» SET PROBLEM
Give the number of lines in the entries that contain "VONATKOZÓ". State only the count.

Start DATASET EXTRACT

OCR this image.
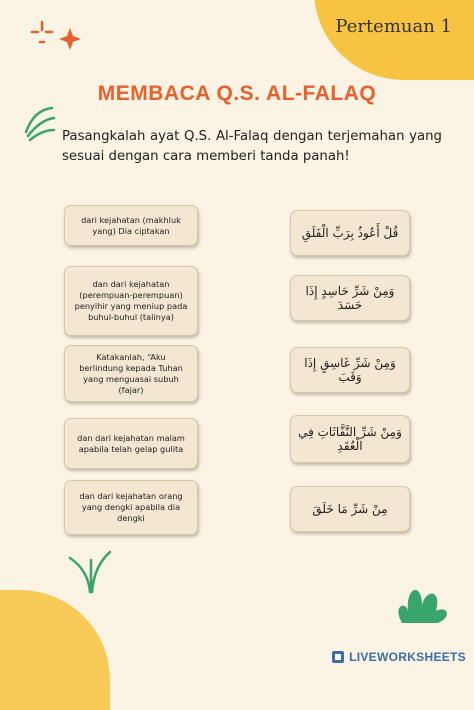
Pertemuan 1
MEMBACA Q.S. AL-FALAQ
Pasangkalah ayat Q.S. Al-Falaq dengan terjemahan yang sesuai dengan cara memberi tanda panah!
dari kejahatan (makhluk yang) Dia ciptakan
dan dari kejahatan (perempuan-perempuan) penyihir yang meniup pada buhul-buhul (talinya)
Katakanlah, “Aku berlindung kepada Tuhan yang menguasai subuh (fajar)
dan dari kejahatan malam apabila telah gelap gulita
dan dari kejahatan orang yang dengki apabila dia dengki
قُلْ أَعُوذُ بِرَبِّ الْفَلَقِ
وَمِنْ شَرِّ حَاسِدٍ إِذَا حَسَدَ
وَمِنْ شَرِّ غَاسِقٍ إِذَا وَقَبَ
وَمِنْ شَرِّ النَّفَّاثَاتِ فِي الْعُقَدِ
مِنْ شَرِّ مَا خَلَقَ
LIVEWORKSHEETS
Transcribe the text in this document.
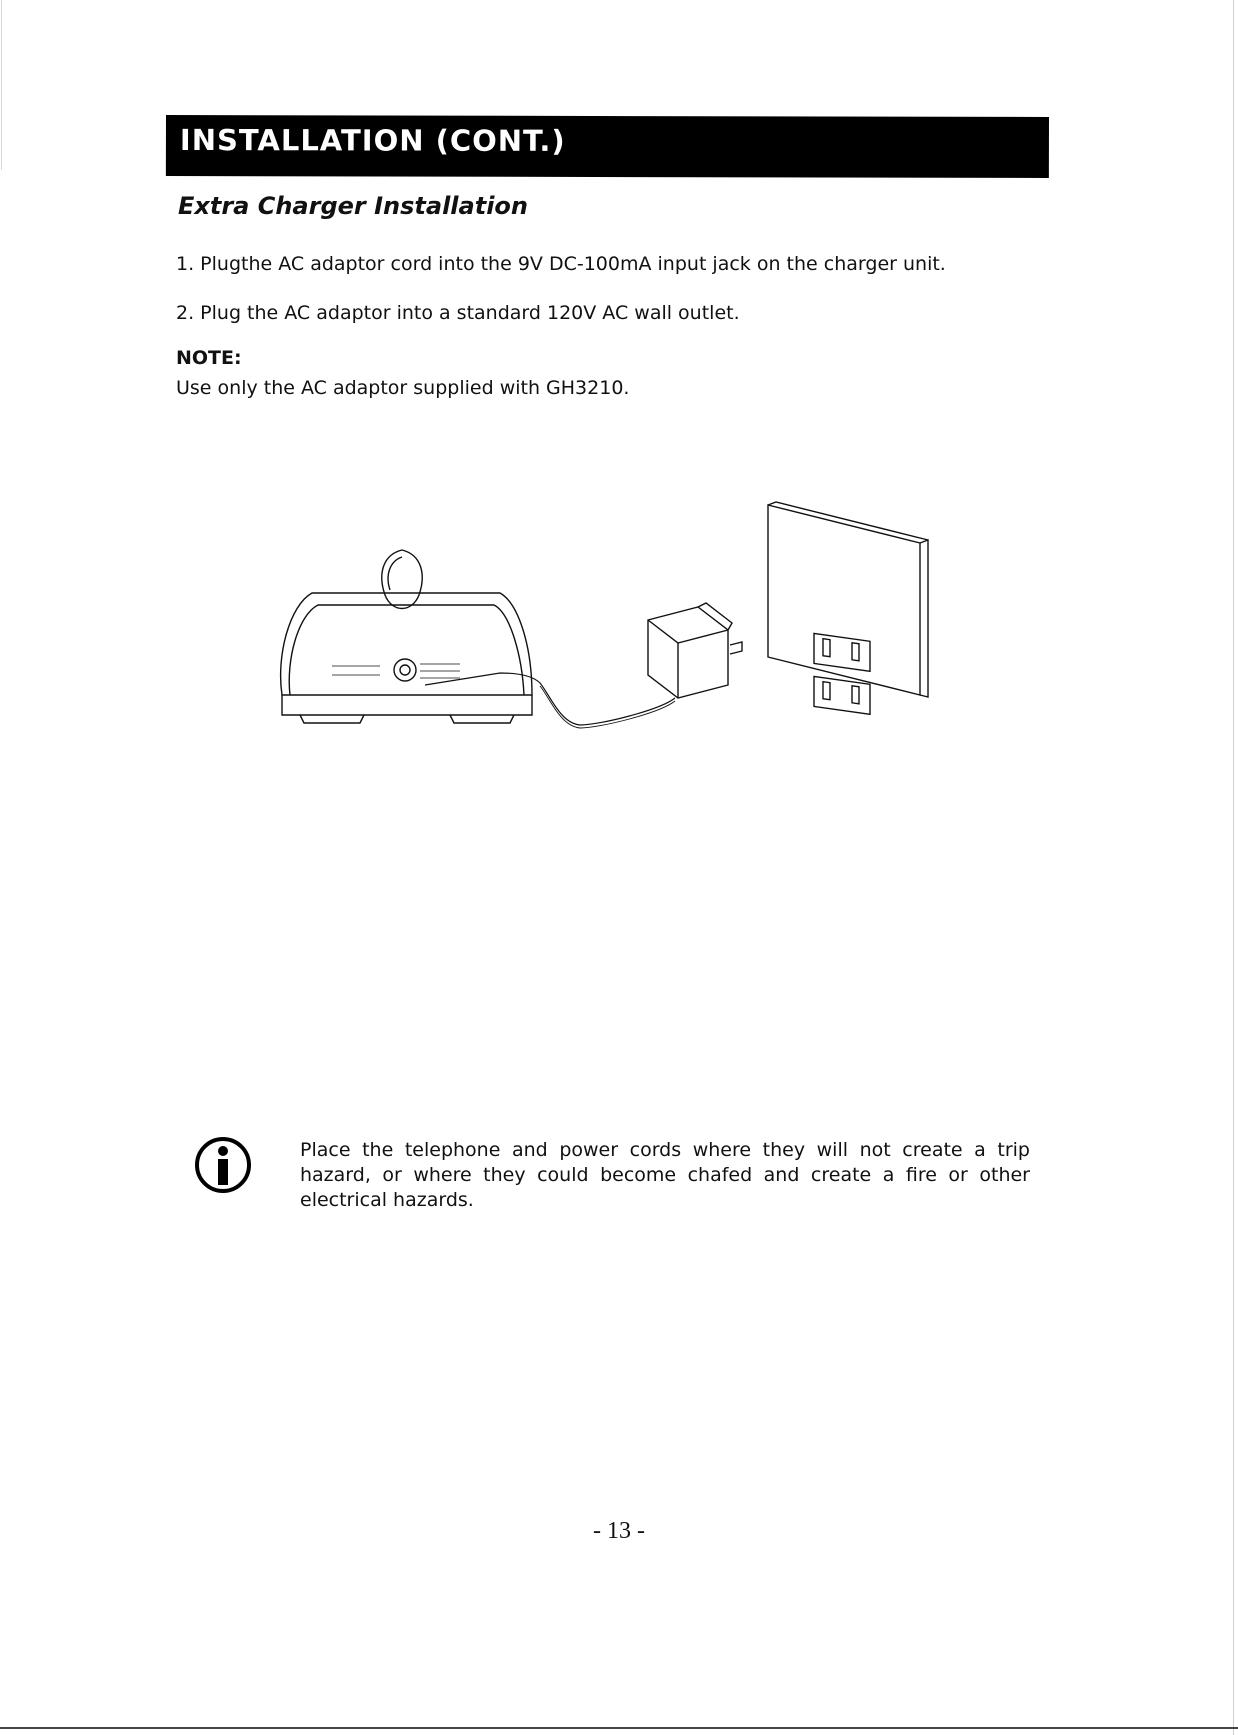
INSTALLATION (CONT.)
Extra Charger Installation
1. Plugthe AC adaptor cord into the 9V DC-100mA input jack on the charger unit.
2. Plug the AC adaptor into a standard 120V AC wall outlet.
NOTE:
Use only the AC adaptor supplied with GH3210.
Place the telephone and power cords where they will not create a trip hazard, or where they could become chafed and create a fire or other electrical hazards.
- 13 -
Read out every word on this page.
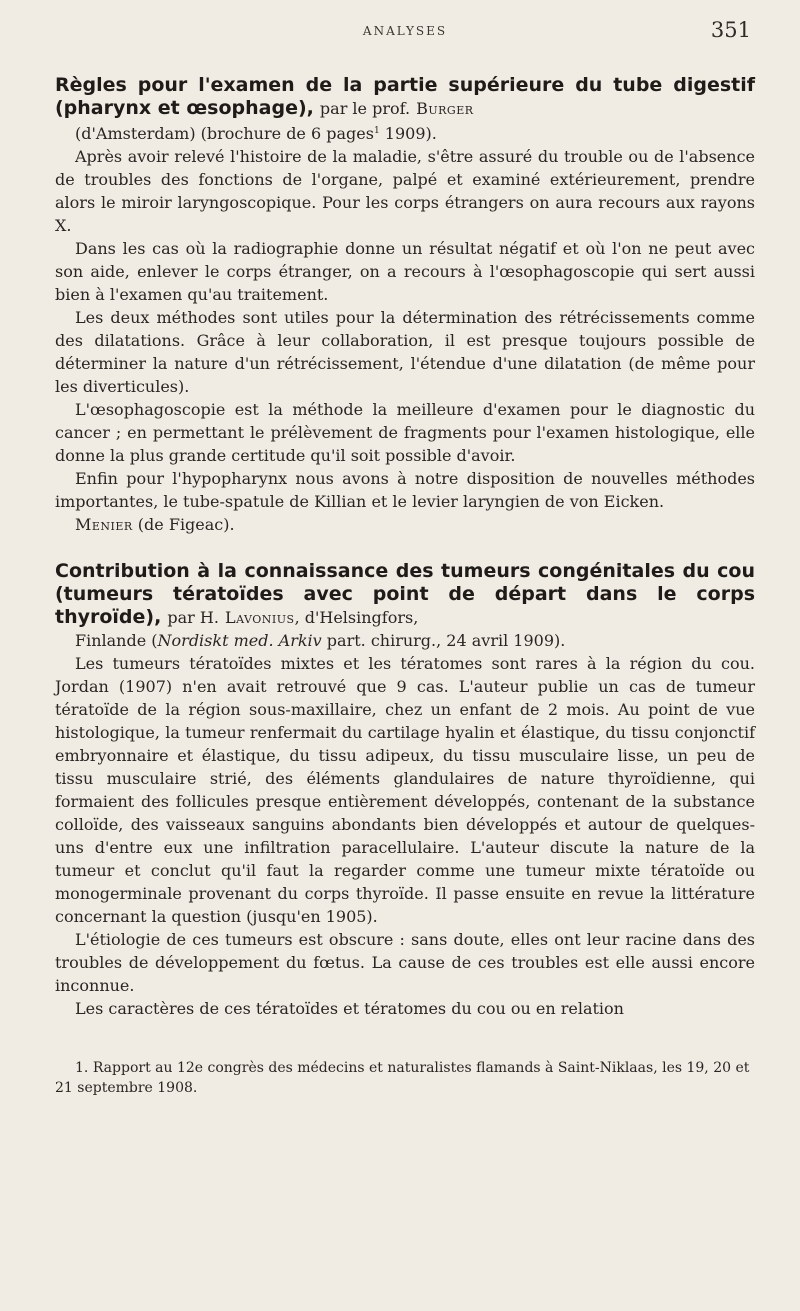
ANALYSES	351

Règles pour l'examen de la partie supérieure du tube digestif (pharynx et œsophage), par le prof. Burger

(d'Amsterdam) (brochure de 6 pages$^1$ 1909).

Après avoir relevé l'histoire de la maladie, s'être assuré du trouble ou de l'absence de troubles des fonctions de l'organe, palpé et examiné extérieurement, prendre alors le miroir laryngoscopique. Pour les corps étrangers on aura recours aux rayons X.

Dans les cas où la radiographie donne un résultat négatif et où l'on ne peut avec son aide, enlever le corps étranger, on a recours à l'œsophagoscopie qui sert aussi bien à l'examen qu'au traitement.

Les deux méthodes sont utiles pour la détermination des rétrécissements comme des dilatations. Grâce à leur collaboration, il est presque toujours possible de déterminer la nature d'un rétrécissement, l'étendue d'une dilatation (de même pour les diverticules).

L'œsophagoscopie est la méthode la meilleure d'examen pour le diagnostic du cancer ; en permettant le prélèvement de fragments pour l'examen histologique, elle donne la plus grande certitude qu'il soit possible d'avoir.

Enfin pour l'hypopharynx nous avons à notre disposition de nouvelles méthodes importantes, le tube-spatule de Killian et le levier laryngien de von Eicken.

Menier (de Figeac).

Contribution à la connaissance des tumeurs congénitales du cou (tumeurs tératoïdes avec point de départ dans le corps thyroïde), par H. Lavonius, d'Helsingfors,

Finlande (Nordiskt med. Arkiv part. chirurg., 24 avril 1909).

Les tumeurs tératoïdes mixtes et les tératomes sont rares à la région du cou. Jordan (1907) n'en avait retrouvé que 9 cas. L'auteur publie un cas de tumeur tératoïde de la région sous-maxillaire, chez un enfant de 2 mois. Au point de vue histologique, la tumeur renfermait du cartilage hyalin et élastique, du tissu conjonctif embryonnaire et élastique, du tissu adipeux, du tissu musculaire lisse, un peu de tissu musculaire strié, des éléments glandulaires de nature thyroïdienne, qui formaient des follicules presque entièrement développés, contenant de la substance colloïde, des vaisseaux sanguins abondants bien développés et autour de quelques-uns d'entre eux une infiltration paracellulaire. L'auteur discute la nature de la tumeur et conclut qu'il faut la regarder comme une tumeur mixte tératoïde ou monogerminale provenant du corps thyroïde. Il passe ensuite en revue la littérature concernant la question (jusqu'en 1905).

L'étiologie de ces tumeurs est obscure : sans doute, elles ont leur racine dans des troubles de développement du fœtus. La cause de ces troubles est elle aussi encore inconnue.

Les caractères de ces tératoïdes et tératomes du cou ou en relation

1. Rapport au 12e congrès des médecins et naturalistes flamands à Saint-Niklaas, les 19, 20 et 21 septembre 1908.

End DATASET EXTRACT
Start DATASET EXTRACT

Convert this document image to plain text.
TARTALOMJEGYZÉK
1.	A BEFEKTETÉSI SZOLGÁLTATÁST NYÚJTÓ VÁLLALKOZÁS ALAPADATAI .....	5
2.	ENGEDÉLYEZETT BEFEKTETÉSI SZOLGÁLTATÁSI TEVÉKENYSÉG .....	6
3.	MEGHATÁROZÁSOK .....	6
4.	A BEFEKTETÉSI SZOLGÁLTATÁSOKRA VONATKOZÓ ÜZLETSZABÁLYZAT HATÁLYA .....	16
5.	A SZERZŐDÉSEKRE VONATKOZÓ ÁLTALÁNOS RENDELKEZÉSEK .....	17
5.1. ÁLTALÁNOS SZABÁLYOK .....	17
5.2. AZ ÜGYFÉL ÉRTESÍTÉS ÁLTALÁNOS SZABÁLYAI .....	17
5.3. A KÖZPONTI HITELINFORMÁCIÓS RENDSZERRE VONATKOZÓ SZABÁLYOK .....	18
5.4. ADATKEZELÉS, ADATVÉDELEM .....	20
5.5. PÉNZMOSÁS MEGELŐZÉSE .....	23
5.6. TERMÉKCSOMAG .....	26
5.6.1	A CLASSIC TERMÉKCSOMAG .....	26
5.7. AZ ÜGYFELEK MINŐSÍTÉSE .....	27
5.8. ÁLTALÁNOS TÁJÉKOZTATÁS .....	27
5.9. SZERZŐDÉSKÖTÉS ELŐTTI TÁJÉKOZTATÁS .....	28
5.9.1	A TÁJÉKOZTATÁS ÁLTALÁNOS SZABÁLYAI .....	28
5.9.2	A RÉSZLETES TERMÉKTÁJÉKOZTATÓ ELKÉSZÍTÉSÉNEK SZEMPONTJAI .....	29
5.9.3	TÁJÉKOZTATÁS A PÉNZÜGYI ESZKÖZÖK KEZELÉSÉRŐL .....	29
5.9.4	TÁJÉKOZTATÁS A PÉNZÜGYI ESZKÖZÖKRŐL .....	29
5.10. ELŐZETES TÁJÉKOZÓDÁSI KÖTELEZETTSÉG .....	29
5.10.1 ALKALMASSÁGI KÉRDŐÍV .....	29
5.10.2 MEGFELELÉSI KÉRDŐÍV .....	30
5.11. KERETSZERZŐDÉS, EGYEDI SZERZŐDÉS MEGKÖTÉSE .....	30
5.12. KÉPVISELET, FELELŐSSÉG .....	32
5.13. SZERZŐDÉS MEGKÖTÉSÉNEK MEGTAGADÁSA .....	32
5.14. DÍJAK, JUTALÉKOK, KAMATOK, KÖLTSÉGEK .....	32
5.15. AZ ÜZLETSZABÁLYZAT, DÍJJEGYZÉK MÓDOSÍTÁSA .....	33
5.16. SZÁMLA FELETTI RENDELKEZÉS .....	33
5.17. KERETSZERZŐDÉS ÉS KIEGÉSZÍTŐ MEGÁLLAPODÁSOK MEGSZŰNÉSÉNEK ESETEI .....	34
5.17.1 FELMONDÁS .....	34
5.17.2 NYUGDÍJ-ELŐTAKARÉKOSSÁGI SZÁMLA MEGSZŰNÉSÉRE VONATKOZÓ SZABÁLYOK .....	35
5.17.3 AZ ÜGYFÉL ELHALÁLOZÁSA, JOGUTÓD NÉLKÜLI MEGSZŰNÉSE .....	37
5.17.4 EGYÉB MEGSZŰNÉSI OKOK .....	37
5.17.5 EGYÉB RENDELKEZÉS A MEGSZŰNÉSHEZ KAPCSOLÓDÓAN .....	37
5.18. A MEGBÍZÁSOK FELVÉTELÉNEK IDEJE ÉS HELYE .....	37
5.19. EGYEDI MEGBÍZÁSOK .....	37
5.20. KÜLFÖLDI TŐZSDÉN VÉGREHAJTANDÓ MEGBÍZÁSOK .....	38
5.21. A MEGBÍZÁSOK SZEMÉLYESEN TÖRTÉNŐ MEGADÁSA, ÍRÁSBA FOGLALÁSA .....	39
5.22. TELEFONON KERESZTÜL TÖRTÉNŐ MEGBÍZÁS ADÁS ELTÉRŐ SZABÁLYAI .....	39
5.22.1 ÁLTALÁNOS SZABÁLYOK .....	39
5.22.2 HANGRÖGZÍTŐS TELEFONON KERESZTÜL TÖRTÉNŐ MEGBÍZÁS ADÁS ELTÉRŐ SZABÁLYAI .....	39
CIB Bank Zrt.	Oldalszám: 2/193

End DATASET EXTRACT

» TASK OUTPUT
4